§ Brief
Reproduce each line bearing the word "JSON".

§ Raw records

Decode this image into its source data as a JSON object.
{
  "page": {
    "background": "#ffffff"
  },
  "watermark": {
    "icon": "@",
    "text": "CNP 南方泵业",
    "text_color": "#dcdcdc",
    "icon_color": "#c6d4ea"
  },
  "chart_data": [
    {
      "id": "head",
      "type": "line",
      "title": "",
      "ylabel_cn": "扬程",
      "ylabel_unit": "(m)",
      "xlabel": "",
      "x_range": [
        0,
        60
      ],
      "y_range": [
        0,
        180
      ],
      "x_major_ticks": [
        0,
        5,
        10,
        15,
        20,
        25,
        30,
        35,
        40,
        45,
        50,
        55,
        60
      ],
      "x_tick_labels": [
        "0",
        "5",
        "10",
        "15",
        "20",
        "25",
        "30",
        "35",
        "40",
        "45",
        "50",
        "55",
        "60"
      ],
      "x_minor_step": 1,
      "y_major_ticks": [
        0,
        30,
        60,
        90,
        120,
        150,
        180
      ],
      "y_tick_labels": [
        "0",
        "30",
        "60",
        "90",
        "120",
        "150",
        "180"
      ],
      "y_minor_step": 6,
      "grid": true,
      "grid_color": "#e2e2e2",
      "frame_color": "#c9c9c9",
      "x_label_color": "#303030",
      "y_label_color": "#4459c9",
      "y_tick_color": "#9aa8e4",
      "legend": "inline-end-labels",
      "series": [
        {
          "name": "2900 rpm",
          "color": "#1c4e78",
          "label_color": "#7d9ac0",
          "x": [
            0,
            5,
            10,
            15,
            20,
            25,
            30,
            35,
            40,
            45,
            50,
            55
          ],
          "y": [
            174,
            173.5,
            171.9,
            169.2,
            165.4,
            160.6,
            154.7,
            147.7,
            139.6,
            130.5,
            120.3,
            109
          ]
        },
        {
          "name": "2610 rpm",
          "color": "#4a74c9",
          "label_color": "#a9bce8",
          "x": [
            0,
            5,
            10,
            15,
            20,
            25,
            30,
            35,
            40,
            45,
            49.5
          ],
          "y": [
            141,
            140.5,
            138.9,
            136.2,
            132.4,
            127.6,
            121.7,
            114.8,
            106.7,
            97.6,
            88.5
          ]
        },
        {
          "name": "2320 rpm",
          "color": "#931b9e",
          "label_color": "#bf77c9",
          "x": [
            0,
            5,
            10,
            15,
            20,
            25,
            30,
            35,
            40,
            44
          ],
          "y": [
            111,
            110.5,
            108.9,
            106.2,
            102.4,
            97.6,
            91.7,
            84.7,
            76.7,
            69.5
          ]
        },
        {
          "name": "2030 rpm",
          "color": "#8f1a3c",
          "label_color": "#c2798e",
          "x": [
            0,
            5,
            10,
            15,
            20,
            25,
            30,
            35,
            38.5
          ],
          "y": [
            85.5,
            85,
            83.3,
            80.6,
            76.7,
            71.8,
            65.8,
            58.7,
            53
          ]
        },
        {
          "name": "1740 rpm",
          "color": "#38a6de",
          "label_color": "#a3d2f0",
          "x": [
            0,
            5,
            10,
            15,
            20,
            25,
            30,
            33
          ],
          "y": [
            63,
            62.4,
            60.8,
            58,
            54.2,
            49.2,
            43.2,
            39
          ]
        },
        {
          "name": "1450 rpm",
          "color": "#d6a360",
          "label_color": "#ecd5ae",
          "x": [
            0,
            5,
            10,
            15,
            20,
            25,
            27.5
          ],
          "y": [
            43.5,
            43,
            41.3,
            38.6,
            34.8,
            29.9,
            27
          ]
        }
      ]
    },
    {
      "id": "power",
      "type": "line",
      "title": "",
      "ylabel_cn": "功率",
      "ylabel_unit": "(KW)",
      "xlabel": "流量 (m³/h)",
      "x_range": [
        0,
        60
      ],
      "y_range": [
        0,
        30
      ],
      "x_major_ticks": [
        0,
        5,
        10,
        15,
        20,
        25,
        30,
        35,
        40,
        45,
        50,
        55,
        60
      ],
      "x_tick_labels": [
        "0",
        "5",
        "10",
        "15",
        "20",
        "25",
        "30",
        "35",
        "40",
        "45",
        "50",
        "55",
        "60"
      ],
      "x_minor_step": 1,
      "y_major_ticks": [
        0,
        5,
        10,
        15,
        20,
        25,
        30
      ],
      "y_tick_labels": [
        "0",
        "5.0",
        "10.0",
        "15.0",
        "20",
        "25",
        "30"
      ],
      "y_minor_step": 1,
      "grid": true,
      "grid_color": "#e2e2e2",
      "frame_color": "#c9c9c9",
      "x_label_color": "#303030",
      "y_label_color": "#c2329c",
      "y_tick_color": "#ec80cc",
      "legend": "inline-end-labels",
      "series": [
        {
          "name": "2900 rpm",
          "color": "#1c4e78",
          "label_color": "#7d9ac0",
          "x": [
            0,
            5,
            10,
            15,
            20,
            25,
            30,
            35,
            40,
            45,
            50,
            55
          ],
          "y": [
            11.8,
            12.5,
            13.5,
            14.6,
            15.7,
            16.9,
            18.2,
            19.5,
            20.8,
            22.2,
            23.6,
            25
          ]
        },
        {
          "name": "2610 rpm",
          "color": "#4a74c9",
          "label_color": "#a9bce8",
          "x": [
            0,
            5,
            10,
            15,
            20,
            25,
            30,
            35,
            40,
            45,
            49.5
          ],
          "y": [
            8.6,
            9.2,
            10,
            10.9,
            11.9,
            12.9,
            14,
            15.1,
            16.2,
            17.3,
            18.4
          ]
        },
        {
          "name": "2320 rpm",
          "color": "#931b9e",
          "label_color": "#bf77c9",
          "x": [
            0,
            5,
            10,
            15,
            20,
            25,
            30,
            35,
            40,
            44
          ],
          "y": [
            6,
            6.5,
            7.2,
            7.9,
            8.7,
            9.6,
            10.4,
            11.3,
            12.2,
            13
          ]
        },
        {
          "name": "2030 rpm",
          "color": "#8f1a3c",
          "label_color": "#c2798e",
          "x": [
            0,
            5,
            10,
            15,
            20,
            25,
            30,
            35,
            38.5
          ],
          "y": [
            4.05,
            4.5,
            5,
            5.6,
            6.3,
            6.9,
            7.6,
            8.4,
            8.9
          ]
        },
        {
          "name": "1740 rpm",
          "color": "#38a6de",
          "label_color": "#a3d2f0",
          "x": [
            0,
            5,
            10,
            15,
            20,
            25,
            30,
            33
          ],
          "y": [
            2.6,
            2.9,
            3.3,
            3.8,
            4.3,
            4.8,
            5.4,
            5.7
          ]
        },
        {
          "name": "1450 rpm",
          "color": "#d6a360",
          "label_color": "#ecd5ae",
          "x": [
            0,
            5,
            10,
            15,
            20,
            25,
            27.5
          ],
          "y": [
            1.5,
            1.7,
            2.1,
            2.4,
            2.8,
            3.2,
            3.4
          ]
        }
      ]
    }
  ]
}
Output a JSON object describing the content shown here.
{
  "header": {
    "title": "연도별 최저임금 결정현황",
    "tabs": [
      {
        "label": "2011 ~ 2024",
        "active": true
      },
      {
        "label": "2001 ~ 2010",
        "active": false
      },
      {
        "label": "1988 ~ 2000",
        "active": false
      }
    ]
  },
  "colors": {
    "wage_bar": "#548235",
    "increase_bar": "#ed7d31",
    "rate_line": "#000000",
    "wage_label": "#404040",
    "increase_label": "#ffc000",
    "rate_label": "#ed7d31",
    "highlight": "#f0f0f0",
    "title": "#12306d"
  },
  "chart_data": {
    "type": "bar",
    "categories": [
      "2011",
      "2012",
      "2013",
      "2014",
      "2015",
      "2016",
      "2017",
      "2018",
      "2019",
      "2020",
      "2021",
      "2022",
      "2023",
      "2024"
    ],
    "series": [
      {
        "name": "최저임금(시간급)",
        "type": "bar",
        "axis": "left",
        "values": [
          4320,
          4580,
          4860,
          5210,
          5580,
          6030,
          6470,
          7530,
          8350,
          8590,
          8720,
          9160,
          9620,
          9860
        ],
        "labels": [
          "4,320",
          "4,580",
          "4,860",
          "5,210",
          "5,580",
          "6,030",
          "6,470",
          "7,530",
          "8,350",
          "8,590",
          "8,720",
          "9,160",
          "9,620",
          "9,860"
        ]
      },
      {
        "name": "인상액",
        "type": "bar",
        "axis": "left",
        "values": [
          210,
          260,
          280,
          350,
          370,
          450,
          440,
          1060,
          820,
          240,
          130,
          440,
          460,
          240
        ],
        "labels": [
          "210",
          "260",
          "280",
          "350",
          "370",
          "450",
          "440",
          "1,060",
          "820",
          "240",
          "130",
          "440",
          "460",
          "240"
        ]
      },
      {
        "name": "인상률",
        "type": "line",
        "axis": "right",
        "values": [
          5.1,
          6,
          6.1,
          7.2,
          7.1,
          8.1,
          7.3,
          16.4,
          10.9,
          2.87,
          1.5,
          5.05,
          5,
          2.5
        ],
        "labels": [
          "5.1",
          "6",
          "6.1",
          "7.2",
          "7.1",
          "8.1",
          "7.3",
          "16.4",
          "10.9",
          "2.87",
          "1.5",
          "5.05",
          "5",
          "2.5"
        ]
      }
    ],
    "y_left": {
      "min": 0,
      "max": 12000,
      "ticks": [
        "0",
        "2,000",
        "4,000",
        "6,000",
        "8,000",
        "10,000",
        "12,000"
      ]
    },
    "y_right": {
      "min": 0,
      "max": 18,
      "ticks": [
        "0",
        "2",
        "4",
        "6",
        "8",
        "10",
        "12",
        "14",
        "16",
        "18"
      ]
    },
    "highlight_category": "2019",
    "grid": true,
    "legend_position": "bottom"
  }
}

§ Written solution
Decode this image into its source data as a JSON object.
Output a JSON object describing the content shown here.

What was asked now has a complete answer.